* **DATA IN THIS EXERCISE**
= = = =

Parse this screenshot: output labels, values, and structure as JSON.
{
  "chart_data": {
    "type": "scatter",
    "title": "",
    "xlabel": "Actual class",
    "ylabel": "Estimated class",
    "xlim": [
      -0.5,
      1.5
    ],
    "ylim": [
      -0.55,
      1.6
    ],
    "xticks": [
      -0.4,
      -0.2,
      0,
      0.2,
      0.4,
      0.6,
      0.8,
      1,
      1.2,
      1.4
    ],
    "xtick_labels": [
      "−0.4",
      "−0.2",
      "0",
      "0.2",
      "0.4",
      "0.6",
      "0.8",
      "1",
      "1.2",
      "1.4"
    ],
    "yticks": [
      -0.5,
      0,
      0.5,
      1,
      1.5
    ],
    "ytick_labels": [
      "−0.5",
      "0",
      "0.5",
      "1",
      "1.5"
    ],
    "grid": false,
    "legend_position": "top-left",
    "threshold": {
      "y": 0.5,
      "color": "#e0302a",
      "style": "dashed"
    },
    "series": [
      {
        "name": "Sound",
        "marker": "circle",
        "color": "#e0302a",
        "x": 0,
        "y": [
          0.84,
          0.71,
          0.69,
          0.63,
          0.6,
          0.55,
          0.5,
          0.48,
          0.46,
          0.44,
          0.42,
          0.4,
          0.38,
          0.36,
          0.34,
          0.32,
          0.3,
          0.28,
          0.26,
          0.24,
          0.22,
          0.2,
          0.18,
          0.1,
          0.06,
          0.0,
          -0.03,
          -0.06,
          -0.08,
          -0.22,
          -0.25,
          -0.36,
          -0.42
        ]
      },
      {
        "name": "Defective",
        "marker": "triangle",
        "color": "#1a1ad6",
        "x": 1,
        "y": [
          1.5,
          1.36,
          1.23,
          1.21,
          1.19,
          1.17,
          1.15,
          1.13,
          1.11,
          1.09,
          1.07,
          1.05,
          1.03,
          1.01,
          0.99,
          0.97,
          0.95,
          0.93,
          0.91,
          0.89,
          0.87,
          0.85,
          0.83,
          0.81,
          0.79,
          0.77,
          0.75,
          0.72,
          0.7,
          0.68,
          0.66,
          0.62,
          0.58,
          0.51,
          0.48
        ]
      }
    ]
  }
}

= = = =

* **OBJECTIVE**
Reproduce each record exactly, leaving nothing out.

* **RESPONSE**
Parse this screenshot: output labels, values, and structure as JSON.
{
  "chart_data": {
    "type": "scatter",
    "title": "",
    "xlabel": "Actual class",
    "ylabel": "Estimated class",
    "xlim": [
      -0.5,
      1.5
    ],
    "ylim": [
      -0.55,
      1.6
    ],
    "xticks": [
      -0.4,
      -0.2,
      0,
      0.2,
      0.4,
      0.6,
      0.8,
      1,
      1.2,
      1.4
    ],
    "xtick_labels": [
      "−0.4",
      "−0.2",
      "0",
      "0.2",
      "0.4",
      "0.6",
      "0.8",
      "1",
      "1.2",
      "1.4"
    ],
    "yticks": [
      -0.5,
      0,
      0.5,
      1,
      1.5
    ],
    "ytick_labels": [
      "−0.5",
      "0",
      "0.5",
      "1",
      "1.5"
    ],
    "grid": false,
    "legend_position": "top-left",
    "threshold": {
      "y": 0.5,
      "color": "#e0302a",
      "style": "dashed"
    },
    "series": [
      {
        "name": "Sound",
        "marker": "circle",
        "color": "#e0302a",
        "x": 0,
        "y": [
          0.84,
          0.71,
          0.69,
          0.63,
          0.6,
          0.55,
          0.5,
          0.48,
          0.46,
          0.44,
          0.42,
          0.4,
          0.38,
          0.36,
          0.34,
          0.32,
          0.3,
          0.28,
          0.26,
          0.24,
          0.22,
          0.2,
          0.18,
          0.1,
          0.06,
          0.0,
          -0.03,
          -0.06,
          -0.08,
          -0.22,
          -0.25,
          -0.36,
          -0.42
        ]
      },
      {
        "name": "Defective",
        "marker": "triangle",
        "color": "#1a1ad6",
        "x": 1,
        "y": [
          1.5,
          1.36,
          1.23,
          1.21,
          1.19,
          1.17,
          1.15,
          1.13,
          1.11,
          1.09,
          1.07,
          1.05,
          1.03,
          1.01,
          0.99,
          0.97,
          0.95,
          0.93,
          0.91,
          0.89,
          0.87,
          0.85,
          0.83,
          0.81,
          0.79,
          0.77,
          0.75,
          0.72,
          0.7,
          0.68,
          0.66,
          0.62,
          0.58,
          0.51,
          0.48
        ]
      }
    ]
  }
}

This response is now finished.